------ ZITIERTER TEXT ------

Foto: Pexels

Na Mäuschen, f****n? Warum wir (noch) mehr über Alltagssexismus sprechen müssen

Bei all den großen Fragen, die sich nach Köln in Sachen sexuelle Gewalt auftun, müssen wir auch über das nun vermeintlich Banale sprechen: Den Alltagssexismus.

Na, ficken?

Ja, diese Worte hat fast jede Frau schon mal so oder so ähnlich gehört. Und eigentlich muss ich gar kein Fragezeichen hinter den Satz stellen, denn es ist keine Frage, es ist eine Aufforderung. Eine Aufforderung dazu sich provozieren zu lassen und die Demütigung anzunehmen. Es geht hier um Macht. Aber wenn sie „nur“ in verbaler Form daherkommt, dann muss sich doch keine aufregen, oder? Ist doch nur ein Witz, oder? Meint ja keiner ernst, entspann dich.

------ DATENAUSZUG ------

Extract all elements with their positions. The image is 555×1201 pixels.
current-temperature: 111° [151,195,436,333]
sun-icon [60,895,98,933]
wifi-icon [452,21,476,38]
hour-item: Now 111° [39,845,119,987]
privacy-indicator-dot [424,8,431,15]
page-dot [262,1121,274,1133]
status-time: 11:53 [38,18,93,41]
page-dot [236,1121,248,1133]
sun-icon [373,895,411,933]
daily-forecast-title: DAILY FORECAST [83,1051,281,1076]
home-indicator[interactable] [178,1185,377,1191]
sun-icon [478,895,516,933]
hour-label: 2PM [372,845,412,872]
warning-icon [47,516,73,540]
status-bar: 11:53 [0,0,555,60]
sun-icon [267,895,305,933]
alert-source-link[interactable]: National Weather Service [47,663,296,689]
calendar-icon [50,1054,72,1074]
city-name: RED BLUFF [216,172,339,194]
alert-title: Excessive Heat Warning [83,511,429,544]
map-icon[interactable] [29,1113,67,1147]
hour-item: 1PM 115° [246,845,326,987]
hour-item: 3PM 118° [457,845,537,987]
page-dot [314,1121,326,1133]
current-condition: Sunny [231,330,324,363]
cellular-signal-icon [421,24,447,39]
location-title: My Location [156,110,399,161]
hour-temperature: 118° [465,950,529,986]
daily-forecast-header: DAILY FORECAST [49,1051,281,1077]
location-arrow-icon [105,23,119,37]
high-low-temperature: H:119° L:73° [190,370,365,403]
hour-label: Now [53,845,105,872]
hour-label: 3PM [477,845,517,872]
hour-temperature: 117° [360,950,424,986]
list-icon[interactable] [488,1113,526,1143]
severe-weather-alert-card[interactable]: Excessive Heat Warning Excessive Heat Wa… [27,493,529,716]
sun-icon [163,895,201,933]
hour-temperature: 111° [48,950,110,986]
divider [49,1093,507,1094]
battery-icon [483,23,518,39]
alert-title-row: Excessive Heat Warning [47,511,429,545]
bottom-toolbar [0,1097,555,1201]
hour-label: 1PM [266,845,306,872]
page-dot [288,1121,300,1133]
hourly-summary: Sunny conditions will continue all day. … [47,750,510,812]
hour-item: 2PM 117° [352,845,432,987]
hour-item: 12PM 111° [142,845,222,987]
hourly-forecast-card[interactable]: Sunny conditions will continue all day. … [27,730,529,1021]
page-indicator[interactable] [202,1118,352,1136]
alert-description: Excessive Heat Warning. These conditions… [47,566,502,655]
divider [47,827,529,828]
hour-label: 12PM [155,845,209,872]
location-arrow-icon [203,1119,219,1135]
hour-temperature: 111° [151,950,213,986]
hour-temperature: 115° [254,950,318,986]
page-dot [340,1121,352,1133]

------

> **AUFGABENSTELLUNG**
1: Worum geht es laut dem Text über Alltagssexismus bei den Worten „Na, ficken?“?
2: Führe den Text über Alltagssexismus im Anschluss an seinen letzten Satz weiter.

> **LÖSUNGEN**
1: Es geht um Macht.

2:
Seit Köln sprechen wir über sexuelle Gewalt. Endlich, will man rufen. Doch dann kommt auch schon ein: „Wir haben es doch immer geahnt“ um die Ecke. Der Schrecken, der thematisiert wird, hat endlich ein (dunkles) Gesicht. Und genau da, fängt alles an zu hinken. Denn könnte es in diesem Land wirklich so schön sein, für Frau und Mann, wenn nur die schwer zu integrierenden jungen Migranten nicht wären? Natürlich nicht. Alice Schwarzer brachte es Anfang Januar in einer Talk Show schon ganz gut auf den Punkt, als sie sagte: Gewalt gegen Frauen haben keine Fremde in unser Land gebracht.

Bitter aber wahr: in Deutschland ist (Alltags-)Seximus ein strukturelles Problem

Und ja, das ist die andere bittere Pille, die langsam aber sicher runtergewürgt werden muss. Wir müssen uns jetzt nämlich nicht nur mit der Frage beschäftigen, wie wir diese riesen Aufgabe der Integration lösen können, die zweifelsohne vor uns liegt. Nein, wir müssen uns eben auch klar machen, dass der Kampf gegen sexuelle Gewalt eine gesamtgesellschaftliche Aufgabe ist, die wir nur lösen, wenn wir auch gegen den seit jeher in Deutschland herrschenden Sexismus vorgehen. Denn wir werden hier eben nur weiterkommen, wenn wir der Sache an die Wurzel gehen. An jene Wurzel, die wir so gerne übersehen.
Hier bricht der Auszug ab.